665 F. App'x 428
6th Cir.2016Background
- In December 2014, three Gang Impact Unit detectives in an unmarked car followed and stopped Richard Lash III for traffic violations (no headlights, failure to signal).
- Lash, a passenger in a rental vehicle he said he’d borrowed, provided a valid license and had no warrants; officers had not issued a citation before further interaction.
- Officer Middaugh noticed a small plastic bag near Lash’s leg and asked to see the vehicle’s rental agreement while returning Lash’s documents.
- As Lash reached for the rental agreement, Middaugh saw what appeared to be the butt of a gun in the bag; Middaugh ordered Lash out, Lash refused and then accelerated the car, nearly striking officers.
- Lash crashed a short distance away, was arrested, and a .38 caliber handgun in a plastic bag was seized; he was charged under 18 U.S.C. § 922(g)(1).
- The district court denied Lash’s motion to suppress and applied a two-level sentencing enhancement for creating a substantial risk of serious bodily injury while fleeing; Lash appealed both rulings.
Issues
| Issue | Lash's Argument | Government's Argument | Held |
|---|---|---|---|
| Legality of continued detention / seizure of firearm after traffic stop | Officers unreasonably extended the stop by asking for the rental-car agreement, so subsequent discovery and seizure were illegal | Requesting rental agreement was a routine, incidental inquiry within the traffic stop’s scope; stop had not ended; officers could order exit for safety | The stop and requests were reasonable; no unlawful extension; suppression denied |
| Whether officer motivation invalidates search | Middaugh asked for rental agreement to investigate bag and extend stop; subjective motive made request pretextual | Fourth Amendment inquiry is objective; motivation irrelevant if actions objectively within stop’s purpose | Court applied objective test; officer motivation irrelevant; request lawful |
| Ordering driver out of vehicle | Lash implied ordering exit was improper and extended the stop | Under Mimms, officers may order driver out for safety without suspicion | Ordering Lash out was lawful and did not unreasonably extend the stop |
| Sentencing enhancement basis | Lash contends district court applied wrong enhancement (obstruction §3C1.1) or erred in enhancement | Record shows court applied §3C1.2 (reckless flight causing substantial risk), which fits facts; Lash did not object at sentencing | Court applied §3C1.2; enhancement appropriate given reckless flight; challenge waived/no plain error |
Key Cases Cited
- Whren v. United States, 517 U.S. 806 (objective nature of Fourth Amendment stop analysis)

Exercise details: In the case summary, which statute was Lash charged under after the handgun was seized? Rely only on the case summary when answering.

Data records:
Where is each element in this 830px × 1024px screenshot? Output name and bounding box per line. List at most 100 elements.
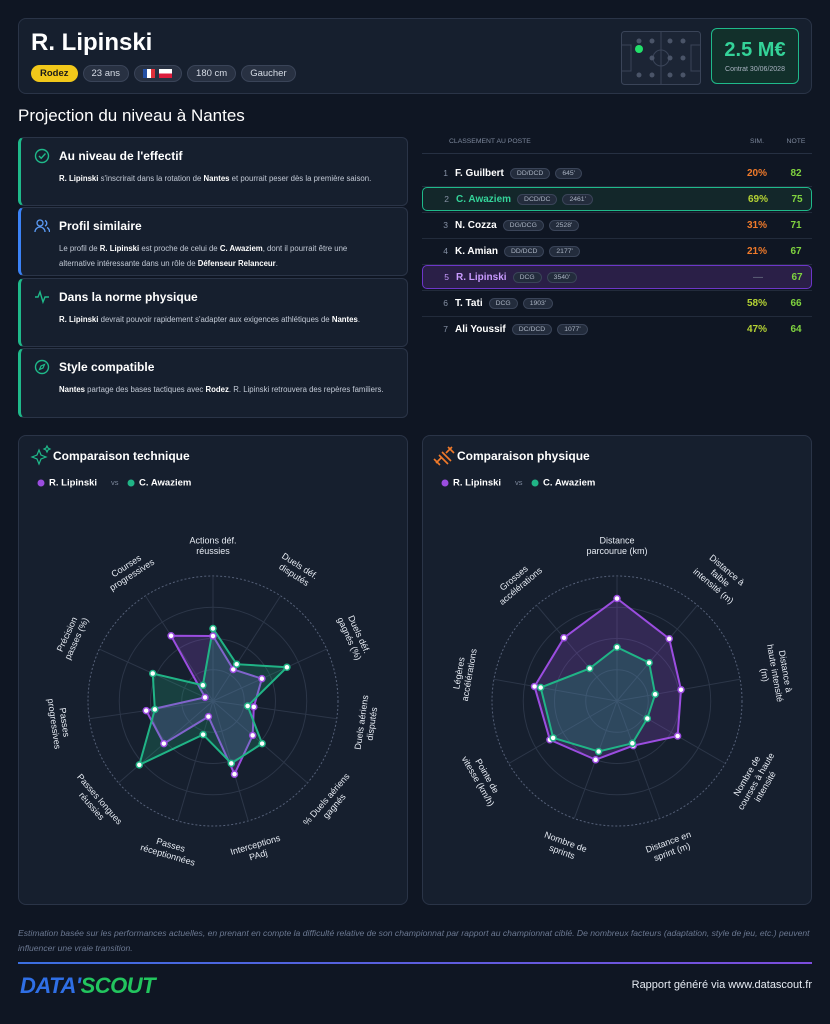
text: . <box>357 315 360 324</box>
text: Nantes <box>331 315 358 324</box>
footer-line <box>18 962 812 964</box>
chart-panel: Comparaison technique R. Lipinski vs C. Awa… <box>18 435 408 905</box>
spoke <box>616 700 726 764</box>
rank: 6 <box>443 298 448 308</box>
player-name: N. Cozza <box>455 219 497 231</box>
similarity: 69% <box>747 193 768 205</box>
radar-point <box>160 739 168 748</box>
radar-point <box>250 703 258 711</box>
axis-label: Passesréceptionnées <box>139 832 200 868</box>
radar-point <box>677 685 685 694</box>
table-row: 4 K. Amian DD/DCD 2177' 21% 67 <box>422 239 812 263</box>
card-title: Profil similaire <box>59 219 142 233</box>
logo-text: SCOUT <box>80 973 156 998</box>
text: C. Awaziem <box>219 244 263 253</box>
value-box: 2.5 M€ Contrat 30/06/2028 <box>711 28 799 84</box>
minutes-tag: 1077' <box>557 323 588 335</box>
radar-point <box>651 690 659 699</box>
divider <box>422 316 812 317</box>
minutes-tag: 1903' <box>522 297 554 309</box>
spoke <box>508 700 618 764</box>
axis-label: Distance parcourue (km) <box>586 536 647 557</box>
radar-point <box>229 665 238 674</box>
position-tag: DCG <box>512 271 542 283</box>
legend-dot <box>127 479 135 487</box>
similarity: 21% <box>746 245 767 257</box>
pitch-icon <box>621 31 701 85</box>
legend-label: R. Lipinski <box>49 478 97 489</box>
chart-panel: Comparaison physique R. Lipinski vs C. Awaz… <box>422 435 812 905</box>
legend-separator: vs <box>111 478 119 487</box>
radar-point <box>536 683 545 692</box>
axis-label: Grossesaccélérations <box>490 557 544 607</box>
text: . R. Lipinski retrouvera des repères fam… <box>228 385 384 394</box>
radar-point <box>151 705 159 714</box>
radar-point <box>549 734 557 742</box>
divider <box>422 264 812 265</box>
card-body: Le profil de R. Lipinski est proche de c… <box>59 241 385 271</box>
axis-label: Duels déf.disputés <box>274 551 319 590</box>
rating: 71 <box>790 219 802 231</box>
axis-label: Duels déf.gagnés (%) <box>335 611 373 661</box>
flags <box>143 69 173 78</box>
position-tag: DCD/DC <box>517 193 558 205</box>
radar-point <box>227 759 236 768</box>
player-name: R. Lipinski <box>31 29 153 56</box>
spoke <box>212 595 282 702</box>
axis-label: Passes longuesréussies <box>67 772 124 834</box>
divider <box>422 186 812 187</box>
card-icon <box>34 148 50 164</box>
logo: DATA'SCOUT <box>20 973 156 999</box>
text: Nantes <box>59 385 85 394</box>
rating: 67 <box>790 245 802 257</box>
player-name: K. Amian <box>455 245 498 257</box>
text: partage des bases tactiques avec <box>85 385 206 394</box>
axis-label: Pointe devitesse (km/h) <box>460 749 506 808</box>
legend-label: C. Awaziem <box>139 478 191 489</box>
card-body: Nantes partage des bases tactiques avec … <box>59 382 385 397</box>
text: Défenseur Relanceur <box>197 259 276 268</box>
similarity: 31% <box>746 219 767 231</box>
axis-label: Nombre desprints <box>539 830 588 864</box>
radar-point <box>258 739 266 748</box>
axis-label: Distance àhaute intensité(m) <box>755 642 796 705</box>
text: Le profil de <box>59 244 100 253</box>
card: Dans la norme physique R. Lipinski devra… <box>18 278 408 347</box>
radar-point <box>594 747 603 756</box>
legend-separator: vs <box>515 478 523 487</box>
club-tag: Rodez <box>31 65 78 82</box>
divider <box>422 290 812 291</box>
text: , dont il pourrait être une alternative … <box>59 244 348 268</box>
age-tag: 23 ans <box>82 65 130 82</box>
rank: 4 <box>443 246 448 256</box>
chart-icon <box>433 446 455 466</box>
credit: Rapport généré via www.datascout.fr <box>631 979 812 991</box>
text: R. Lipinski <box>59 174 99 183</box>
player-name: C. Awaziem <box>456 193 512 205</box>
table-row: 6 T. Tati DCG 1903' 58% 66 <box>422 291 812 315</box>
radar-point <box>560 634 568 642</box>
player-tags: Rodez 23 ans 180 cm Gaucher <box>31 65 301 82</box>
card-title: Style compatible <box>59 360 155 374</box>
axis-label: Actions déf. réussies <box>189 536 236 557</box>
radar-area <box>137 625 290 767</box>
spoke <box>616 604 698 702</box>
similarity: 47% <box>746 323 767 335</box>
axis-label: InterceptionsPAdj <box>229 833 285 867</box>
text: . <box>275 259 278 268</box>
card-icon <box>34 219 50 233</box>
contract: Contrat 30/06/2028 <box>725 66 785 73</box>
player-name: F. Guilbert <box>455 167 504 179</box>
position-tag: DC/DCD <box>511 323 553 335</box>
radar-point <box>628 739 637 748</box>
similarity: 58% <box>746 297 767 309</box>
radar-point <box>643 714 652 723</box>
rating: 75 <box>791 193 803 205</box>
axis-label: Distance ensprint (m) <box>644 829 696 865</box>
card-body: R. Lipinski s'inscrirait dans la rotatio… <box>59 171 385 186</box>
card: Profil similaire Le profil de R. Lipinsk… <box>18 207 408 276</box>
similarity: 20% <box>746 167 767 179</box>
table-row: 5 R. Lipinski DCG 3540' — 67 <box>422 265 812 289</box>
chart-title: Comparaison technique <box>53 449 190 463</box>
radar-point <box>209 632 217 640</box>
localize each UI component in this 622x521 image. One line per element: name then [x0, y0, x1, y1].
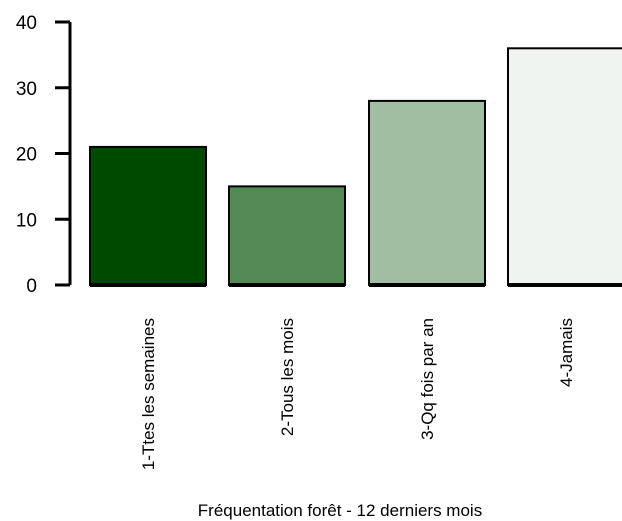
y-tick-label: 0 [26, 276, 37, 297]
x-tick-label: 3-Qq fois par an [418, 318, 437, 440]
y-tick-label: 30 [16, 79, 37, 100]
x-tick-label: 2-Tous les mois [278, 318, 297, 436]
bars [89, 47, 622, 287]
x-axis-title: Fréquentation forêt - 12 derniers mois [198, 501, 482, 520]
y-tick-label: 10 [16, 210, 37, 231]
bar [507, 47, 622, 286]
bar [368, 99, 486, 287]
y-tick-label: 40 [16, 13, 37, 34]
x-tick-label: 1-Ttes les semaines [139, 318, 158, 470]
y-tick-label: 20 [16, 145, 37, 166]
bar [228, 185, 346, 286]
bar [89, 145, 207, 286]
y-axis: 0 10 20 30 40 [16, 13, 72, 297]
x-tick-label: 4-Jamais [557, 318, 576, 387]
x-axis-labels: 1-Ttes les semaines 2-Tous les mois 3-Qq f… [139, 318, 576, 470]
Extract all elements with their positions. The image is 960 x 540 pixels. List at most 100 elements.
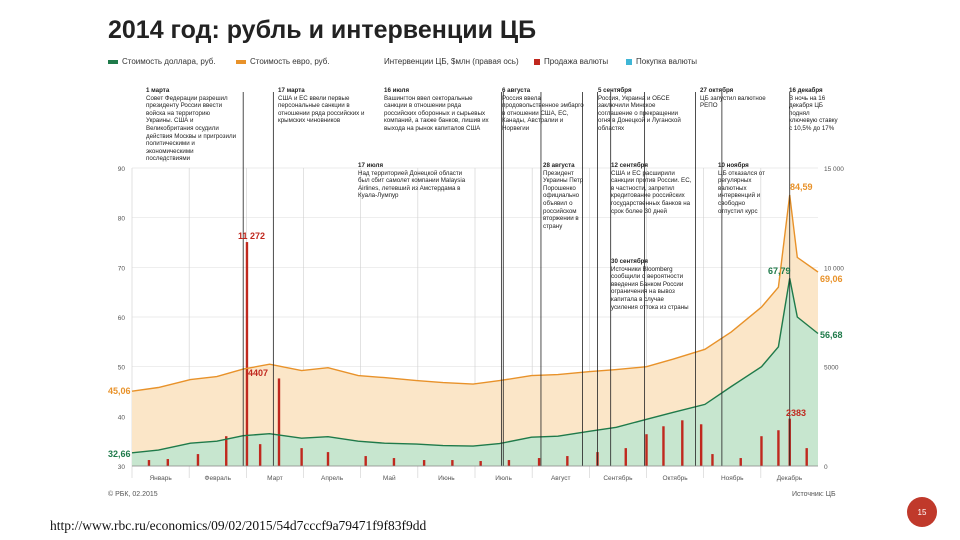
annotation-date: 30 сентября — [611, 258, 648, 265]
annotation-17-jul: 17 июля Над территорией Донецкой области … — [358, 162, 470, 200]
legend-eur-label: Стоимость евро, руб. — [250, 57, 330, 66]
annotation-date: 16 декабря — [789, 87, 823, 94]
label-intervention-dec: 2383 — [786, 408, 807, 418]
annotation-date: 10 ноября — [718, 162, 749, 169]
annotation-text: ЦБ запустил валютное РЕПО — [700, 94, 766, 110]
month-label: Ноябрь — [721, 474, 744, 482]
annotation-date: 1 марта — [146, 87, 170, 94]
intervention-bar — [645, 434, 648, 466]
annotation-date: 17 июля — [358, 162, 384, 169]
intervention-bar — [326, 452, 330, 466]
legend-eur-swatch — [236, 59, 246, 64]
chart-title: 2014 год: рубль и интервенции ЦБ — [108, 16, 537, 44]
intervention-bar — [760, 436, 763, 466]
annotation-text: США и ЕС ввели первые персональные санкц… — [278, 94, 365, 125]
label-euro-peak: 84,59 — [790, 182, 813, 192]
intervention-bar — [422, 460, 426, 466]
annotation-date: 12 сентября — [611, 162, 648, 169]
intervention-bar — [364, 456, 367, 466]
annotation-date: 6 августа — [502, 87, 531, 94]
legend-sell-label: Продажа валюты — [544, 57, 609, 66]
month-label: Февраль — [205, 475, 232, 482]
intervention-bar — [711, 454, 714, 466]
month-label: Август — [551, 475, 571, 482]
annotation-text: Президент Украины Петр Порошенко официал… — [543, 169, 584, 230]
annotation-date: 5 сентября — [598, 87, 632, 94]
month-label: Май — [383, 474, 396, 482]
month-label: Январь — [149, 475, 172, 482]
left-tick-label: 80 — [118, 216, 126, 223]
annotation-text: США и ЕС расширили санкции против России… — [611, 169, 692, 215]
annotation-text: Вашингтон ввел секторальные санкции в от… — [384, 94, 489, 132]
intervention-bar — [451, 460, 454, 466]
label-usd-peak: 67,79 — [768, 266, 791, 276]
intervention-bar — [537, 458, 541, 466]
label-euro-end: 69,06 — [820, 274, 843, 284]
intervention-bar — [566, 456, 569, 466]
intervention-bar — [166, 459, 170, 466]
annotation-text: ЦБ отказался от регулярных валютных инте… — [718, 169, 765, 215]
intervention-bar — [662, 426, 665, 466]
intervention-bar — [258, 444, 262, 466]
annotation-text: Россия ввела продовольственное эмбарго в… — [502, 94, 584, 132]
legend-sell-swatch — [534, 58, 540, 65]
legend-buy-label: Покупка валюты — [636, 57, 697, 66]
legend-usd-swatch — [108, 59, 118, 64]
legend-usd-label: Стоимость доллара, руб. — [122, 57, 216, 66]
euro-line — [131, 194, 819, 392]
source-note-right: Источник: ЦБ — [792, 491, 836, 498]
intervention-bar — [392, 458, 396, 466]
intervention-bar — [277, 378, 281, 466]
intervention-bar — [245, 242, 249, 466]
annotation-text: В ночь на 16 декабря ЦБ поднял ключевую … — [789, 94, 838, 132]
legend-intervention-label: Интервенции ЦБ, $млн (правая ось) — [384, 57, 519, 66]
source-url[interactable]: http://www.rbc.ru/economics/09/02/2015/5… — [50, 518, 427, 533]
page-number: 15 — [907, 497, 937, 527]
legend-buy-swatch — [626, 58, 632, 65]
usd-line — [131, 278, 819, 454]
annotation-text: Над территорией Донецкой области был сби… — [358, 169, 466, 200]
left-tick-label: 30 — [118, 464, 126, 471]
annotation-date: 28 августа — [543, 162, 575, 169]
euro-area — [132, 194, 818, 466]
intervention-bar — [739, 458, 742, 466]
intervention-bar — [479, 461, 482, 466]
annotation-16-jul: 16 июля Вашингтон ввел секторальные санкц… — [384, 87, 492, 133]
right-tick-label: 5000 — [824, 365, 839, 372]
intervention-bar — [699, 424, 703, 466]
month-label: Апрель — [321, 475, 344, 482]
intervention-bar — [147, 460, 151, 466]
annotation-16-dec: 16 декабря В ночь на 16 декабря ЦБ поднял… — [789, 87, 839, 133]
month-label: Июнь — [438, 475, 455, 482]
annotation-12-sep: 12 сентября США и ЕС расширили санкции пр… — [611, 162, 693, 215]
annotation-date: 17 марта — [278, 87, 305, 94]
label-intervention-may: 4407 — [248, 368, 269, 378]
intervention-bar — [300, 448, 303, 466]
left-tick-label: 60 — [118, 315, 126, 322]
intervention-bar — [805, 448, 808, 466]
legend-buy: Покупка валюты — [626, 57, 697, 66]
month-label: Декабрь — [777, 474, 803, 482]
left-tick-label: 70 — [118, 265, 126, 272]
annotation-5-sep: 5 сентября Россия, Украина и ОБСЕ заключи… — [598, 87, 690, 133]
annotation-date: 27 октября — [700, 87, 734, 94]
annotation-text: Россия, Украина и ОБСЕ заключили Минское… — [598, 94, 681, 132]
right-tick-label: 15 000 — [824, 166, 844, 173]
annotation-28-aug: 28 августа Президент Украины Петр Порошен… — [543, 162, 591, 230]
label-intervention-march: 11 272 — [238, 231, 266, 241]
intervention-bar — [681, 420, 684, 466]
legend-usd: Стоимость доллара, руб. — [108, 57, 216, 66]
annotation-30-sep: 30 сентября Источники Bloomberg сообщили … — [611, 258, 691, 311]
left-tick-label: 40 — [118, 414, 126, 421]
month-label: Октябрь — [662, 474, 688, 482]
legend-eur: Стоимость евро, руб. — [236, 57, 330, 66]
intervention-bar — [507, 460, 511, 466]
annotation-text: Совет Федерации разрешил президенту Росс… — [146, 94, 237, 163]
source-note: © РБК, 02.2015 — [108, 491, 158, 498]
legend-intervention: Интервенции ЦБ, $млн (правая ось) — [384, 57, 519, 66]
annotation-17-mar: 17 марта США и ЕС ввели первые персональн… — [278, 87, 374, 125]
intervention-bar — [777, 430, 780, 466]
month-label: Сентябрь — [603, 474, 633, 482]
legend-sell: Продажа валюты — [534, 57, 608, 66]
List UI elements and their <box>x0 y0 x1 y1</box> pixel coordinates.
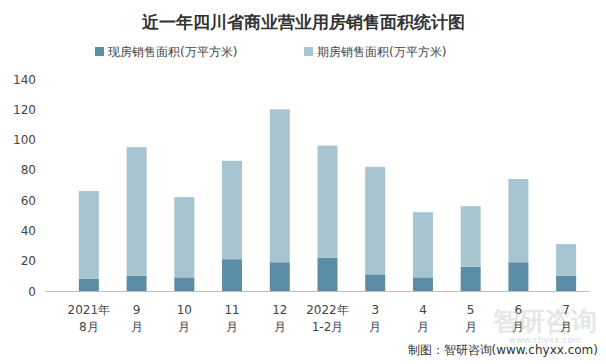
legend-swatch <box>304 47 313 56</box>
bar-segment <box>222 259 242 291</box>
x-tick-line: 4 <box>419 303 427 317</box>
x-tick-label: 11 月 <box>224 303 239 334</box>
y-tick-label: 140 <box>13 73 36 87</box>
x-tick-line: 10 <box>177 303 192 317</box>
x-tick-label: 2021年 8月 <box>68 303 111 334</box>
bar-segment <box>365 167 385 275</box>
bar-segment <box>174 277 194 291</box>
x-tick-label: 5月 <box>465 303 477 334</box>
bar-segment <box>79 279 99 291</box>
y-tick-label: 80 <box>21 163 36 177</box>
bar-segment <box>270 262 290 291</box>
x-tick-line: 3 <box>371 303 379 317</box>
bar-segment <box>127 276 147 291</box>
bar-segment <box>270 109 290 262</box>
x-tick-label: 6月 <box>512 303 524 334</box>
x-tick-line: 月 <box>465 320 477 334</box>
bar-segment <box>461 267 481 291</box>
x-tick-line: 月 <box>226 320 238 334</box>
x-tick-line: 5 <box>467 303 475 317</box>
y-tick-label: 20 <box>21 254 36 268</box>
bar-segment <box>318 258 338 291</box>
x-tick-label: 7月 <box>560 303 572 334</box>
source: 制图：智研咨询(www.chyxx.com) <box>408 343 598 357</box>
x-axis-line <box>45 291 590 292</box>
bar-segment <box>318 146 338 258</box>
bar-segment <box>508 262 528 291</box>
bar-segment <box>461 206 481 267</box>
bar-segment <box>508 179 528 262</box>
bar-segment <box>413 212 433 277</box>
y-tick-label: 120 <box>13 103 36 117</box>
x-tick-line: 月 <box>131 320 143 334</box>
x-tick-label: 10 月 <box>177 303 192 334</box>
x-tick-label: 9月 <box>131 303 143 334</box>
y-tick-label: 0 <box>28 285 36 299</box>
x-tick-line: 月 <box>417 320 429 334</box>
x-tick-line: 1-2月 <box>312 320 344 334</box>
y-tick-label: 40 <box>21 224 36 238</box>
chart-container: 智研咨询www.chyxx.com近一年四川省商业营业用房销售面积统计图现房销售… <box>0 0 606 364</box>
legend-label: 期房销售面积(万平方米) <box>317 45 446 59</box>
chart-svg: 智研咨询www.chyxx.com近一年四川省商业营业用房销售面积统计图现房销售… <box>0 0 606 364</box>
bar-segment <box>556 276 576 291</box>
x-tick-label: 4月 <box>417 303 429 334</box>
bar-segment <box>79 191 99 279</box>
x-tick-line: 11 <box>224 303 239 317</box>
bars <box>79 109 576 291</box>
x-tick-line: 月 <box>178 320 190 334</box>
bar-segment <box>127 147 147 276</box>
x-tick-line: 8月 <box>79 320 99 334</box>
legend-swatch <box>95 47 104 56</box>
title: 近一年四川省商业营业用房销售面积统计图 <box>141 12 465 32</box>
x-tick-line: 2022年 <box>306 303 349 317</box>
bar-segment <box>365 274 385 291</box>
y-tick-label: 100 <box>13 133 36 147</box>
bar-segment <box>556 244 576 276</box>
x-tick-label: 12 月 <box>272 303 287 334</box>
watermark: 智研咨询 <box>492 306 597 336</box>
bar-segment <box>222 161 242 259</box>
y-tick-label: 60 <box>21 194 36 208</box>
x-tick-line: 9 <box>133 303 141 317</box>
x-tick-line: 2021年 <box>68 303 111 317</box>
x-tick-line: 7 <box>562 303 570 317</box>
bar-segment <box>413 277 433 291</box>
x-tick-label: 3月 <box>369 303 381 334</box>
x-tick-line: 6 <box>515 303 523 317</box>
x-tick-line: 月 <box>274 320 286 334</box>
legend-label: 现房销售面积(万平方米) <box>108 45 237 59</box>
x-tick-line: 月 <box>512 320 524 334</box>
x-tick-label: 2022年 1-2月 <box>306 303 349 334</box>
x-tick-line: 12 <box>272 303 287 317</box>
x-tick-line: 月 <box>369 320 381 334</box>
x-tick-line: 月 <box>560 320 572 334</box>
bar-segment <box>174 197 194 277</box>
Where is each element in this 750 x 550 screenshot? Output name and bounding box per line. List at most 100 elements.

Output for this exercise: 18 U.S.C. § 922(g)(1)